Transcribe every line, keeping it exact.

### Task inputs
* * * * * * * * *
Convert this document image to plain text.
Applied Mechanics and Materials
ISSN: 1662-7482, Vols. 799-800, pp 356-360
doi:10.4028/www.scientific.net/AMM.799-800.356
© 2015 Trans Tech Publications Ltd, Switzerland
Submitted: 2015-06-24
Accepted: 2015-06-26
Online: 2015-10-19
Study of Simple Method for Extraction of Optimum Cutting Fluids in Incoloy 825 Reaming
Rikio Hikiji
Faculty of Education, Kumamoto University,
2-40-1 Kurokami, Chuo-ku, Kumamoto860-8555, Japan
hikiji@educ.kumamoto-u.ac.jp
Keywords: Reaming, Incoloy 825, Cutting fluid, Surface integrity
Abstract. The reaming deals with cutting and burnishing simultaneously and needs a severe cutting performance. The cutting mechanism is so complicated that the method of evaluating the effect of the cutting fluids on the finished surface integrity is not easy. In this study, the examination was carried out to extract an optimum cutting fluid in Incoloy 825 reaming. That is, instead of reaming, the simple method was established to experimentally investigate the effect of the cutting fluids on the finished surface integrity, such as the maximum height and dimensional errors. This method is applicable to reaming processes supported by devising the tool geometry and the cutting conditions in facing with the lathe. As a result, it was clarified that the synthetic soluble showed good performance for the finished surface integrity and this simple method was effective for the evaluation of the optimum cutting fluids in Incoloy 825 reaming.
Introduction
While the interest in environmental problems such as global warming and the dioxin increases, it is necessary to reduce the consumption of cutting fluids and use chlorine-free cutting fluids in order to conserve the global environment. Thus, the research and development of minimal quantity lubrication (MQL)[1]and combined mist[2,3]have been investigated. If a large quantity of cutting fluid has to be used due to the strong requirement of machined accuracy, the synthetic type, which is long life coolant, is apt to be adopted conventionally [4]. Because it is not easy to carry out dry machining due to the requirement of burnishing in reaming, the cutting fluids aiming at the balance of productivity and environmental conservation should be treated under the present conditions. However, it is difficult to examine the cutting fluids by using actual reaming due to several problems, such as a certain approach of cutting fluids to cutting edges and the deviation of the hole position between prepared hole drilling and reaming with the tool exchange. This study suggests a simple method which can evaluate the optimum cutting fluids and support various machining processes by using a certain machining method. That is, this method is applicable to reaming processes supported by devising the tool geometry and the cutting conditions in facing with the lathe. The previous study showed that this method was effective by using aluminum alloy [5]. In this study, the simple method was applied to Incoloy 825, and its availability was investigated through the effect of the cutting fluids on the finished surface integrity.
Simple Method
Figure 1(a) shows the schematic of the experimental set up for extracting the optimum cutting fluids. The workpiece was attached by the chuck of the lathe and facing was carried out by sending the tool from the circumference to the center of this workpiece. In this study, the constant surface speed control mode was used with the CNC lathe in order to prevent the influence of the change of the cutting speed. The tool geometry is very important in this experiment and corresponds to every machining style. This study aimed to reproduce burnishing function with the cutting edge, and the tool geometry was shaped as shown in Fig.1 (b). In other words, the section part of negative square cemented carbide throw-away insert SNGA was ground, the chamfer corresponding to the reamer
* * * * * * * * *
### Complete output
Convert this document image to plain text.
Applied Mechanics and Materials
ISSN: 1662-7482, Vols. 799-800, pp 356-360
doi:10.4028/www.scientific.net/AMM.799-800.356
© 2015 Trans Tech Publications Ltd, Switzerland
Submitted: 2015-06-24
Accepted: 2015-06-26
Online: 2015-10-19
Study of Simple Method for Extraction of Optimum Cutting Fluids in Incoloy 825 Reaming
Rikio Hikiji
Faculty of Education, Kumamoto University,
2-40-1 Kurokami, Chuo-ku, Kumamoto860-8555, Japan
hikiji@educ.kumamoto-u.ac.jp
Keywords: Reaming, Incoloy 825, Cutting fluid, Surface integrity
Abstract. The reaming deals with cutting and burnishing simultaneously and needs a severe cutting performance. The cutting mechanism is so complicated that the method of evaluating the effect of the cutting fluids on the finished surface integrity is not easy. In this study, the examination was carried out to extract an optimum cutting fluid in Incoloy 825 reaming. That is, instead of reaming, the simple method was established to experimentally investigate the effect of the cutting fluids on the finished surface integrity, such as the maximum height and dimensional errors. This method is applicable to reaming processes supported by devising the tool geometry and the cutting conditions in facing with the lathe. As a result, it was clarified that the synthetic soluble showed good performance for the finished surface integrity and this simple method was effective for the evaluation of the optimum cutting fluids in Incoloy 825 reaming.
Introduction
While the interest in environmental problems such as global warming and the dioxin increases, it is necessary to reduce the consumption of cutting fluids and use chlorine-free cutting fluids in order to conserve the global environment. Thus, the research and development of minimal quantity lubrication (MQL)[1]and combined mist[2,3]have been investigated. If a large quantity of cutting fluid has to be used due to the strong requirement of machined accuracy, the synthetic type, which is long life coolant, is apt to be adopted conventionally [4]. Because it is not easy to carry out dry machining due to the requirement of burnishing in reaming, the cutting fluids aiming at the balance of productivity and environmental conservation should be treated under the present conditions. However, it is difficult to examine the cutting fluids by using actual reaming due to several problems, such as a certain approach of cutting fluids to cutting edges and the deviation of the hole position between prepared hole drilling and reaming with the tool exchange. This study suggests a simple method which can evaluate the optimum cutting fluids and support various machining processes by using a certain machining method. That is, this method is applicable to reaming processes supported by devising the tool geometry and the cutting conditions in facing with the lathe. The previous study showed that this method was effective by using aluminum alloy [5]. In this study, the simple method was applied to Incoloy 825, and its availability was investigated through the effect of the cutting fluids on the finished surface integrity.
Simple Method
Figure 1(a) shows the schematic of the experimental set up for extracting the optimum cutting fluids. The workpiece was attached by the chuck of the lathe and facing was carried out by sending the tool from the circumference to the center of this workpiece. In this study, the constant surface speed control mode was used with the CNC lathe in order to prevent the influence of the change of the cutting speed. The tool geometry is very important in this experiment and corresponds to every machining style. This study aimed to reproduce burnishing function with the cutting edge, and the tool geometry was shaped as shown in Fig.1 (b). In other words, the section part of negative square cemented carbide throw-away insert SNGA was ground, the chamfer corresponding to the reamer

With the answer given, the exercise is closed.